start Listed entries

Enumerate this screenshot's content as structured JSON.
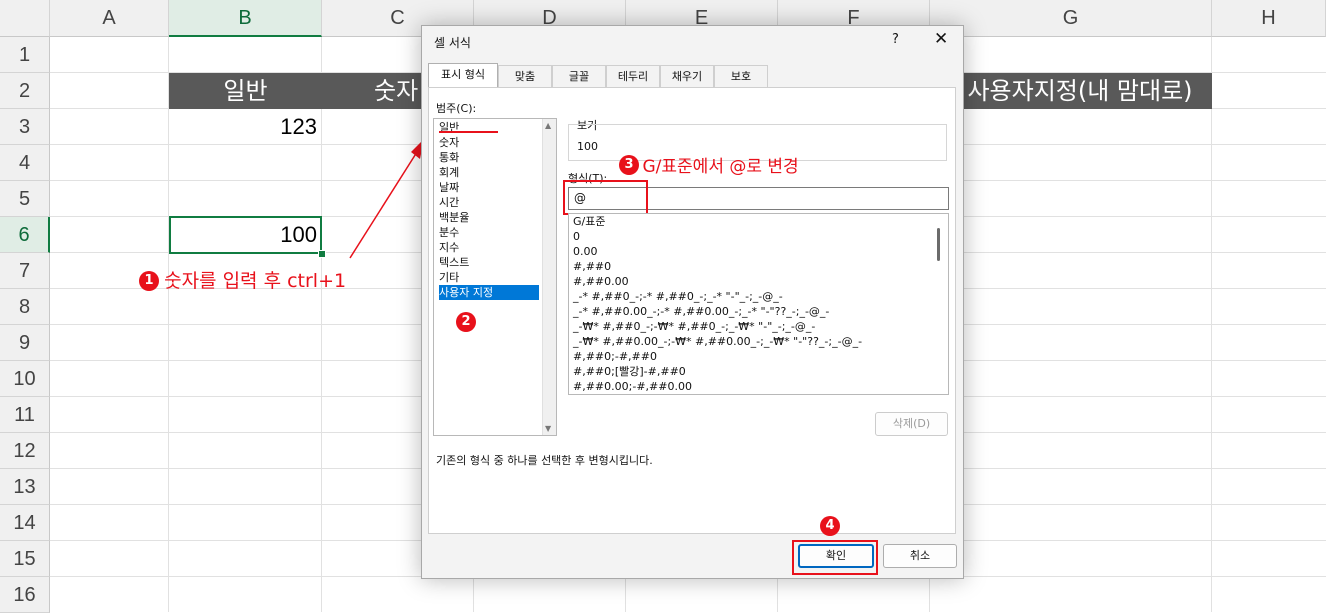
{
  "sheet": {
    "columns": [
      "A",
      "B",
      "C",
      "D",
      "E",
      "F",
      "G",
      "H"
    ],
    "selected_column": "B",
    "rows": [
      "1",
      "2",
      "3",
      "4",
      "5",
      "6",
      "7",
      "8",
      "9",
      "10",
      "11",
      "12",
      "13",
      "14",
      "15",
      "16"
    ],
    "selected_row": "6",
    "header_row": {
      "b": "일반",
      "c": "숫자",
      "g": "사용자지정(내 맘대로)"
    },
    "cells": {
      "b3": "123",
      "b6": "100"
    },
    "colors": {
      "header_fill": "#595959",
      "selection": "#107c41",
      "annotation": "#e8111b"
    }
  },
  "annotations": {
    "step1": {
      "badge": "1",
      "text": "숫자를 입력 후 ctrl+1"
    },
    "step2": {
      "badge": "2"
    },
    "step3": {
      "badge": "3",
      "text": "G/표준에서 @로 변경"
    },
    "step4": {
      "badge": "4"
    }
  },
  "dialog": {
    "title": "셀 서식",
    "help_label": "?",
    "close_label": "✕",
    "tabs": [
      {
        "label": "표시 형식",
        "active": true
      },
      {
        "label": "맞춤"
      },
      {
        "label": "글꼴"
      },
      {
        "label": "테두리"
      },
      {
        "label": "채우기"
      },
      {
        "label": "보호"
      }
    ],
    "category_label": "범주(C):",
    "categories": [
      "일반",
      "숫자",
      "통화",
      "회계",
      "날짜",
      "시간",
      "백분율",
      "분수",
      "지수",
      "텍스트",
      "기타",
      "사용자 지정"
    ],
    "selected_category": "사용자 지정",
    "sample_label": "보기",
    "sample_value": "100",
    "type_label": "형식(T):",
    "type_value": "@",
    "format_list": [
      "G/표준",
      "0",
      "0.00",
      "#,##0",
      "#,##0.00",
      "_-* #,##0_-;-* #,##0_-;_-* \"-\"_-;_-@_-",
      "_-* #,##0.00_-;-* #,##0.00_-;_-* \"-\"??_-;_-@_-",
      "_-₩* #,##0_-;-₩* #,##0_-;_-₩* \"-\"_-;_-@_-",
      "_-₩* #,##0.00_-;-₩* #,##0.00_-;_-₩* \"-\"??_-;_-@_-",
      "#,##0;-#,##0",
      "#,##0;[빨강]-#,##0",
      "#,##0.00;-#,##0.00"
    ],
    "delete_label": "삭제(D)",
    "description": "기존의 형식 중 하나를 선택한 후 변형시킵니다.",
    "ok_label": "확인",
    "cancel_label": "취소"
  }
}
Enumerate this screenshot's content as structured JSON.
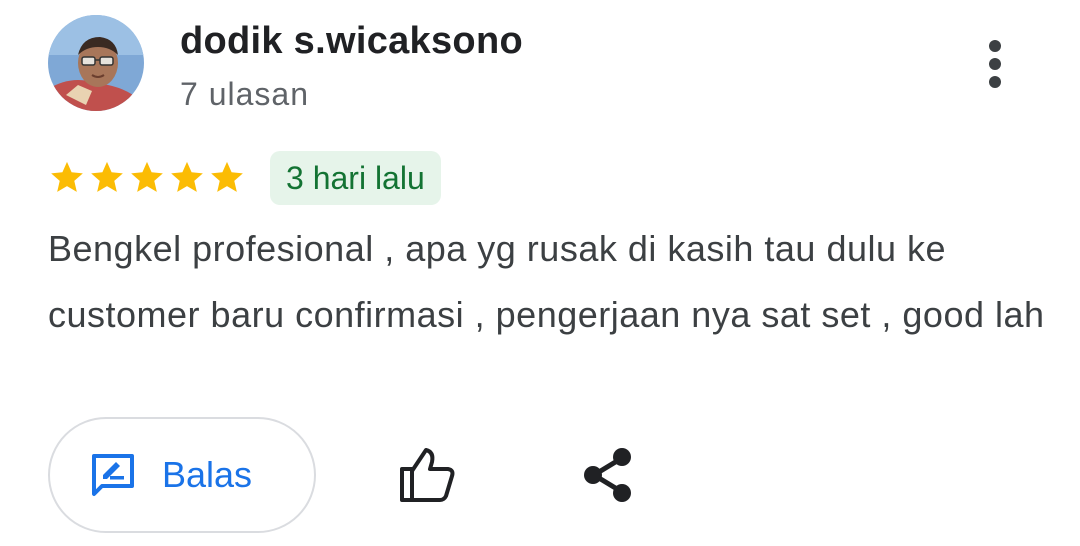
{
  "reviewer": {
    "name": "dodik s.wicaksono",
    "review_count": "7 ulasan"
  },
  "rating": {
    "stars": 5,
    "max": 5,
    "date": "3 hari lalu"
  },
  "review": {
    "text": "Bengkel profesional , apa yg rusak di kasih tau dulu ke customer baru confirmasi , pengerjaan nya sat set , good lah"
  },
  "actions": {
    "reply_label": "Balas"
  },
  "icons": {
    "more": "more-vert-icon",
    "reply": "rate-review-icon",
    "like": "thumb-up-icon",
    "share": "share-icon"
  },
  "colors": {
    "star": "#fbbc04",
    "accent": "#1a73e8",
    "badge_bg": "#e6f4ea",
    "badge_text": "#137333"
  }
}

end Listed entries

— Given instruction —
Will you restate every entry word for word and omit the images?

— The output —
Enumerate this screenshot's content as structured JSON.
{
  "sheet": {
    "columns": [
      "A",
      "B",
      "C",
      "D",
      "E",
      "F",
      "G",
      "H"
    ],
    "selected_column": "B",
    "rows": [
      "1",
      "2",
      "3",
      "4",
      "5",
      "6",
      "7",
      "8",
      "9",
      "10",
      "11",
      "12",
      "13",
      "14",
      "15",
      "16"
    ],
    "selected_row": "6",
    "header_row": {
      "b": "일반",
      "c": "숫자",
      "g": "사용자지정(내 맘대로)"
    },
    "cells": {
      "b3": "123",
      "b6": "100"
    },
    "colors": {
      "header_fill": "#595959",
      "selection": "#107c41",
      "annotation": "#e8111b"
    }
  },
  "annotations": {
    "step1": {
      "badge": "1",
      "text": "숫자를 입력 후 ctrl+1"
    },
    "step2": {
      "badge": "2"
    },
    "step3": {
      "badge": "3",
      "text": "G/표준에서 @로 변경"
    },
    "step4": {
      "badge": "4"
    }
  },
  "dialog": {
    "title": "셀 서식",
    "help_label": "?",
    "close_label": "✕",
    "tabs": [
      {
        "label": "표시 형식",
        "active": true
      },
      {
        "label": "맞춤"
      },
      {
        "label": "글꼴"
      },
      {
        "label": "테두리"
      },
      {
        "label": "채우기"
      },
      {
        "label": "보호"
      }
    ],
    "category_label": "범주(C):",
    "categories": [
      "일반",
      "숫자",
      "통화",
      "회계",
      "날짜",
      "시간",
      "백분율",
      "분수",
      "지수",
      "텍스트",
      "기타",
      "사용자 지정"
    ],
    "selected_category": "사용자 지정",
    "sample_label": "보기",
    "sample_value": "100",
    "type_label": "형식(T):",
    "type_value": "@",
    "format_list": [
      "G/표준",
      "0",
      "0.00",
      "#,##0",
      "#,##0.00",
      "_-* #,##0_-;-* #,##0_-;_-* \"-\"_-;_-@_-",
      "_-* #,##0.00_-;-* #,##0.00_-;_-* \"-\"??_-;_-@_-",
      "_-₩* #,##0_-;-₩* #,##0_-;_-₩* \"-\"_-;_-@_-",
      "_-₩* #,##0.00_-;-₩* #,##0.00_-;_-₩* \"-\"??_-;_-@_-",
      "#,##0;-#,##0",
      "#,##0;[빨강]-#,##0",
      "#,##0.00;-#,##0.00"
    ],
    "delete_label": "삭제(D)",
    "description": "기존의 형식 중 하나를 선택한 후 변형시킵니다.",
    "ok_label": "확인",
    "cancel_label": "취소"
  }
}
Enumerate this screenshot's content as structured JSON.
{
  "reviewer": {
    "name": "dodik s.wicaksono",
    "review_count": "7 ulasan"
  },
  "rating": {
    "stars": 5,
    "max": 5,
    "date": "3 hari lalu"
  },
  "review": {
    "text": "Bengkel profesional , apa yg rusak di kasih tau dulu ke customer baru confirmasi , pengerjaan nya sat set , good lah"
  },
  "actions": {
    "reply_label": "Balas"
  },
  "icons": {
    "more": "more-vert-icon",
    "reply": "rate-review-icon",
    "like": "thumb-up-icon",
    "share": "share-icon"
  },
  "colors": {
    "star": "#fbbc04",
    "accent": "#1a73e8",
    "badge_bg": "#e6f4ea",
    "badge_text": "#137333"
  }
}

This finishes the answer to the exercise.